* **Records from a data source**:
■ ■ ■

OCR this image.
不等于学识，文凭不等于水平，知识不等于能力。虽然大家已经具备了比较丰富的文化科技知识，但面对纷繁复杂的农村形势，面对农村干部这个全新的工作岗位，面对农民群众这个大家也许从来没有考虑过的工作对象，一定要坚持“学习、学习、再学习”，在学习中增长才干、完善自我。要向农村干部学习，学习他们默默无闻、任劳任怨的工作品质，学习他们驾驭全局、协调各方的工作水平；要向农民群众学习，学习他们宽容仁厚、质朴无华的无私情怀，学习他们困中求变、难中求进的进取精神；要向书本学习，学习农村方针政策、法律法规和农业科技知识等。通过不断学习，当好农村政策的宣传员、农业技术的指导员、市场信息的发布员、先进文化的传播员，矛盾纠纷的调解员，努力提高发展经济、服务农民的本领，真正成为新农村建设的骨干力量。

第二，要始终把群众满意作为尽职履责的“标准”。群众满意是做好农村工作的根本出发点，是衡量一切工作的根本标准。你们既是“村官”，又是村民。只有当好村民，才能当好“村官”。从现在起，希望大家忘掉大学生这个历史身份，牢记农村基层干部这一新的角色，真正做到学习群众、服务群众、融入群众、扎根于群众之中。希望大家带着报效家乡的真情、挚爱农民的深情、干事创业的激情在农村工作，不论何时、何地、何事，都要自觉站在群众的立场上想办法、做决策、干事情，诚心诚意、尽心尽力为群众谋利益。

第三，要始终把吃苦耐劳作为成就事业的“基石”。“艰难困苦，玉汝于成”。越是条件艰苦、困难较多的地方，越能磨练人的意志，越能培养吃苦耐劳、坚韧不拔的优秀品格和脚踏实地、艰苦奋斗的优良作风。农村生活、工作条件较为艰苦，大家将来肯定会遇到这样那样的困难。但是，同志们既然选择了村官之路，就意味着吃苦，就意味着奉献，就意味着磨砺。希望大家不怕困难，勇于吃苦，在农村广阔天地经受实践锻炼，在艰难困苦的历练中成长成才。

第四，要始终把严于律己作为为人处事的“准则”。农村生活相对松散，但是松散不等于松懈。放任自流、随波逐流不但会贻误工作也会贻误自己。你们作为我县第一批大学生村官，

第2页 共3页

■ ■ ■

* **TASK TO CARRY OUT**: Please reproduce every line of the material word for word.

* **SOLUTION TO THE EXERCISE**:
OCR this image.
不等于学识，文凭不等于水平，知识不等于能力。虽然大家已经具备了比较丰富的文化科技知识，但面对纷繁复杂的农村形势，面对农村干部这个全新的工作岗位，面对农民群众这个大家也许从来没有考虑过的工作对象，一定要坚持“学习、学习、再学习”，在学习中增长才干、完善自我。要向农村干部学习，学习他们默默无闻、任劳任怨的工作品质，学习他们驾驭全局、协调各方的工作水平；要向农民群众学习，学习他们宽容仁厚、质朴无华的无私情怀，学习他们困中求变、难中求进的进取精神；要向书本学习，学习农村方针政策、法律法规和农业科技知识等。通过不断学习，当好农村政策的宣传员、农业技术的指导员、市场信息的发布员、先进文化的传播员，矛盾纠纷的调解员，努力提高发展经济、服务农民的本领，真正成为新农村建设的骨干力量。

第二，要始终把群众满意作为尽职履责的“标准”。群众满意是做好农村工作的根本出发点，是衡量一切工作的根本标准。你们既是“村官”，又是村民。只有当好村民，才能当好“村官”。从现在起，希望大家忘掉大学生这个历史身份，牢记农村基层干部这一新的角色，真正做到学习群众、服务群众、融入群众、扎根于群众之中。希望大家带着报效家乡的真情、挚爱农民的深情、干事创业的激情在农村工作，不论何时、何地、何事，都要自觉站在群众的立场上想办法、做决策、干事情，诚心诚意、尽心尽力为群众谋利益。

第三，要始终把吃苦耐劳作为成就事业的“基石”。“艰难困苦，玉汝于成”。越是条件艰苦、困难较多的地方，越能磨练人的意志，越能培养吃苦耐劳、坚韧不拔的优秀品格和脚踏实地、艰苦奋斗的优良作风。农村生活、工作条件较为艰苦，大家将来肯定会遇到这样那样的困难。但是，同志们既然选择了村官之路，就意味着吃苦，就意味着奉献，就意味着磨砺。希望大家不怕困难，勇于吃苦，在农村广阔天地经受实践锻炼，在艰难困苦的历练中成长成才。

第四，要始终把严于律己作为为人处事的“准则”。农村生活相对松散，但是松散不等于松懈。放任自流、随波逐流不但会贻误工作也会贻误自己。你们作为我县第一批大学生村官，

第2页 共3页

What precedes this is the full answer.